What is required
Make an exact copy of the records, with the pictures left out.

The records

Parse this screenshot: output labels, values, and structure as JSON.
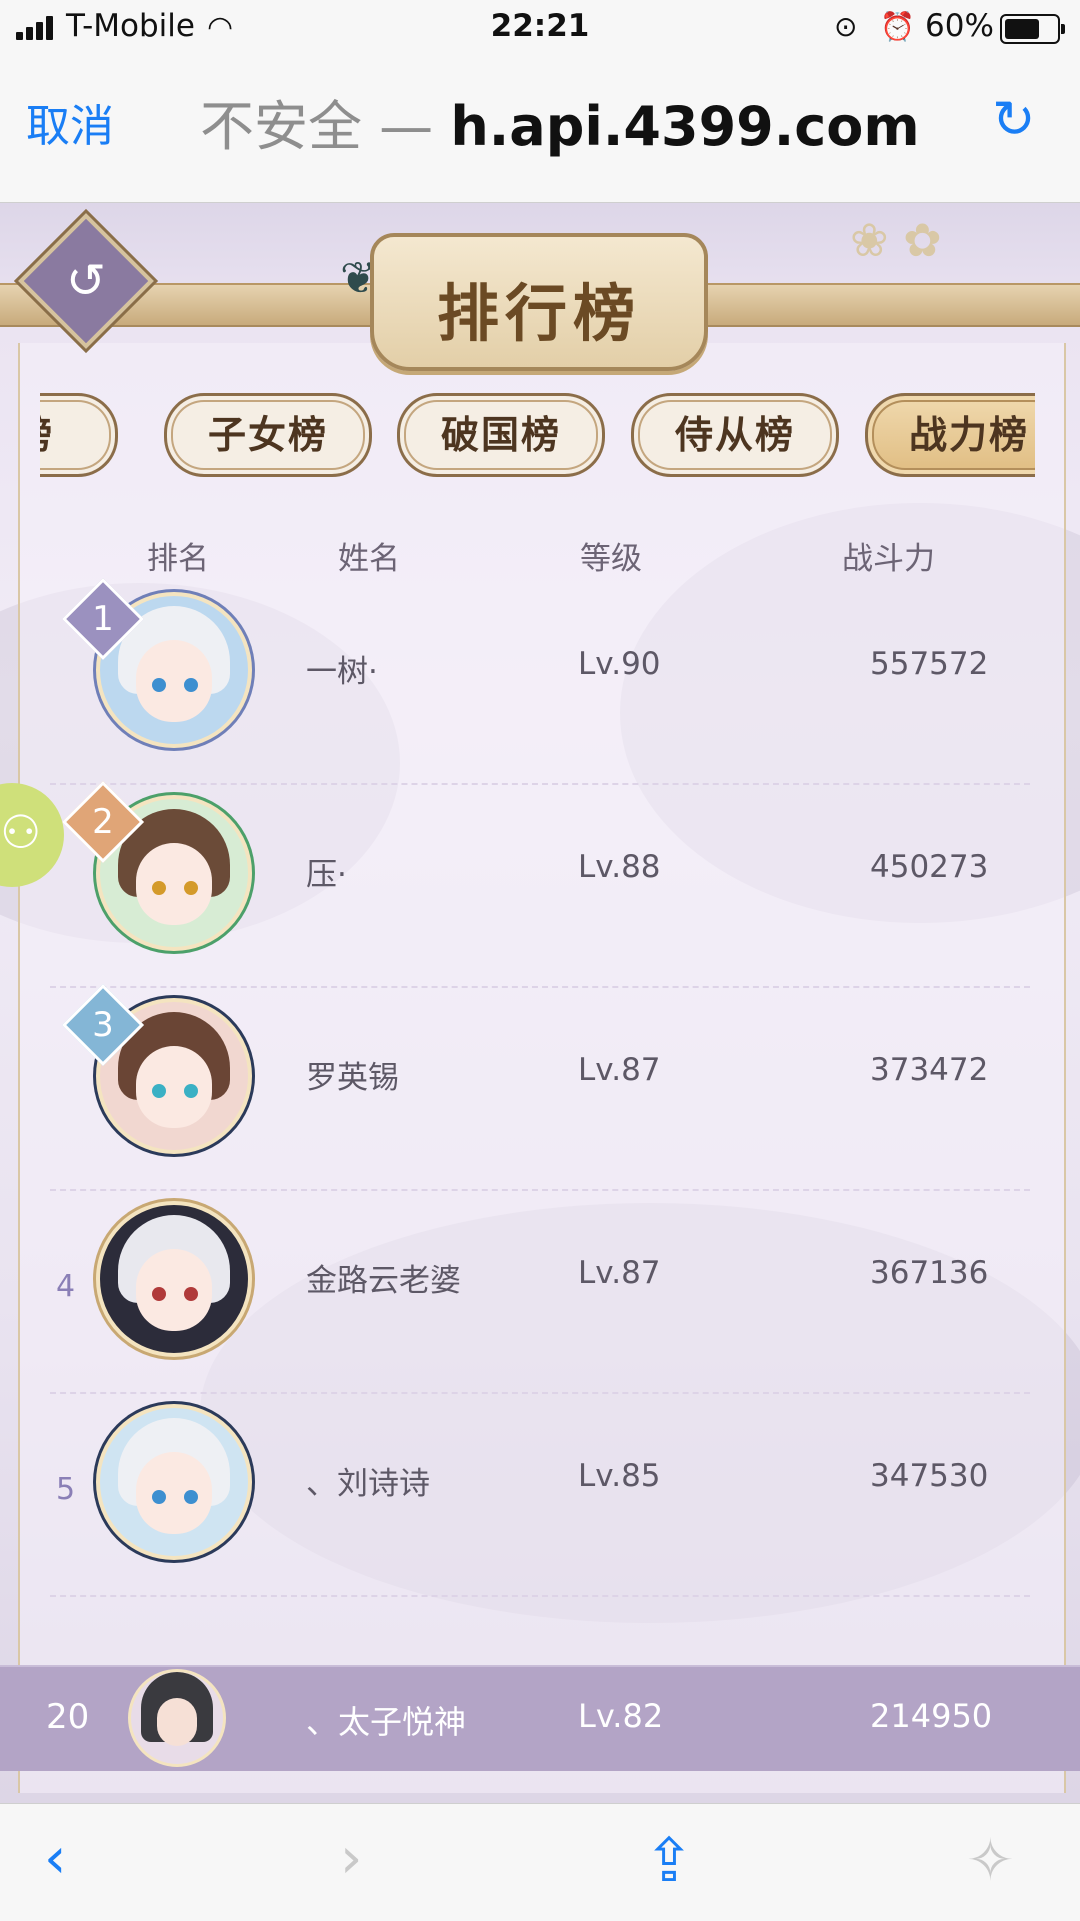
{
  "status_bar": {
    "carrier": "T-Mobile",
    "time": "22:21",
    "battery": "60%",
    "battery_level": 0.6
  },
  "url_bar": {
    "cancel": "取消",
    "insecure": "不安全 —",
    "host": "h.api.4399.com"
  },
  "game": {
    "title": "排行榜",
    "tabs": [
      {
        "label": "府榜",
        "active": false
      },
      {
        "label": "子女榜",
        "active": false
      },
      {
        "label": "破国榜",
        "active": false
      },
      {
        "label": "侍从榜",
        "active": false
      },
      {
        "label": "战力榜",
        "active": true
      }
    ],
    "columns": {
      "rank": "排名",
      "name": "姓名",
      "level": "等级",
      "power": "战斗力"
    },
    "rows": [
      {
        "rank": "1",
        "name": "一树·",
        "level": "Lv.90",
        "power": "557572"
      },
      {
        "rank": "2",
        "name": "压·",
        "level": "Lv.88",
        "power": "450273"
      },
      {
        "rank": "3",
        "name": "罗英锡",
        "level": "Lv.87",
        "power": "373472"
      },
      {
        "rank": "4",
        "name": "金路云老婆",
        "level": "Lv.87",
        "power": "367136"
      },
      {
        "rank": "5",
        "name": "、刘诗诗",
        "level": "Lv.85",
        "power": "347530"
      }
    ],
    "my_rank": {
      "rank": "20",
      "name": "、太子悦神",
      "level": "Lv.82",
      "power": "214950"
    }
  },
  "toolbar": {
    "back": "‹",
    "forward": "›",
    "share": "⇪",
    "compass": "✧"
  }
}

Answer to the exercise
Parse this screenshot: output labels, values, and structure as JSON.
{
  "status_bar": {
    "carrier": "T-Mobile",
    "time": "22:21",
    "battery": "60%",
    "battery_level": 0.6
  },
  "url_bar": {
    "cancel": "取消",
    "insecure": "不安全 —",
    "host": "h.api.4399.com"
  },
  "game": {
    "title": "排行榜",
    "tabs": [
      {
        "label": "府榜",
        "active": false
      },
      {
        "label": "子女榜",
        "active": false
      },
      {
        "label": "破国榜",
        "active": false
      },
      {
        "label": "侍从榜",
        "active": false
      },
      {
        "label": "战力榜",
        "active": true
      }
    ],
    "columns": {
      "rank": "排名",
      "name": "姓名",
      "level": "等级",
      "power": "战斗力"
    },
    "rows": [
      {
        "rank": "1",
        "name": "一树·",
        "level": "Lv.90",
        "power": "557572"
      },
      {
        "rank": "2",
        "name": "压·",
        "level": "Lv.88",
        "power": "450273"
      },
      {
        "rank": "3",
        "name": "罗英锡",
        "level": "Lv.87",
        "power": "373472"
      },
      {
        "rank": "4",
        "name": "金路云老婆",
        "level": "Lv.87",
        "power": "367136"
      },
      {
        "rank": "5",
        "name": "、刘诗诗",
        "level": "Lv.85",
        "power": "347530"
      }
    ],
    "my_rank": {
      "rank": "20",
      "name": "、太子悦神",
      "level": "Lv.82",
      "power": "214950"
    }
  },
  "toolbar": {
    "back": "‹",
    "forward": "›",
    "share": "⇪",
    "compass": "✧"
  }
}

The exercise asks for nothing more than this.